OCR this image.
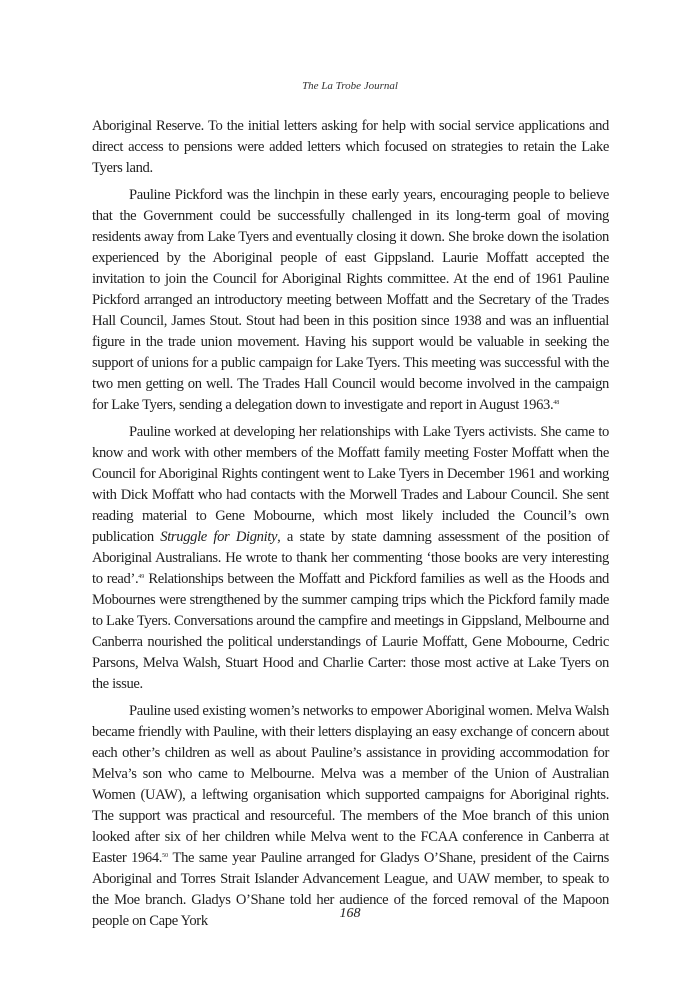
The La Trobe Journal

Aboriginal Reserve. To the initial letters asking for help with social service applications and direct access to pensions were added letters which focused on strategies to retain the Lake Tyers land.

Pauline Pickford was the linchpin in these early years, encouraging people to believe that the Government could be successfully challenged in its long-term goal of moving residents away from Lake Tyers and eventually closing it down. She broke down the isolation experienced by the Aboriginal people of east Gippsland. Laurie Moffatt accepted the invitation to join the Council for Aboriginal Rights committee. At the end of 1961 Pauline Pickford arranged an introductory meeting between Moffatt and the Secretary of the Trades Hall Council, James Stout. Stout had been in this position since 1938 and was an influential figure in the trade union movement. Having his support would be valuable in seeking the support of unions for a public campaign for Lake Tyers. This meeting was successful with the two men getting on well. The Trades Hall Council would become involved in the campaign for Lake Tyers, sending a delegation down to investigate and report in August 1963.48

Pauline worked at developing her relationships with Lake Tyers activists. She came to know and work with other members of the Moffatt family meeting Foster Moffatt when the Council for Aboriginal Rights contingent went to Lake Tyers in December 1961 and working with Dick Moffatt who had contacts with the Morwell Trades and Labour Council. She sent reading material to Gene Mobourne, which most likely included the Council’s own publication Struggle for Dignity, a state by state damning assessment of the position of Aboriginal Australians. He wrote to thank her commenting ‘those books are very interesting to read’.$^{49}$ Relationships between the Moffatt and Pickford families as well as the Hoods and Mobournes were strengthened by the summer camping trips which the Pickford family made to Lake Tyers. Conversations around the campfire and meetings in Gippsland, Melbourne and Canberra nourished the political understandings of Laurie Moffatt, Gene Mobourne, Cedric Parsons, Melva Walsh, Stuart Hood and Charlie Carter: those most active at Lake Tyers on the issue.

Pauline used existing women’s networks to empower Aboriginal women. Melva Walsh became friendly with Pauline, with their letters displaying an easy exchange of concern about each other’s children as well as about Pauline’s assistance in providing accommodation for Melva’s son who came to Melbourne. Melva was a member of the Union of Australian Women (UAW), a leftwing organisation which supported campaigns for Aboriginal rights. The support was practical and resourceful. The members of the Moe branch of this union looked after six of her children while Melva went to the FCAA conference in Canberra at Easter 1964.50 The same year Pauline arranged for Gladys O’Shane, president of the Cairns Aboriginal and Torres Strait Islander Advancement League, and UAW member, to speak to the Moe branch. Gladys O’Shane told her audience of the forced removal of the Mapoon people on Cape York	168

════════════════════

Tally up the lines of the data above where the string "letters" appears, and give only the count.

2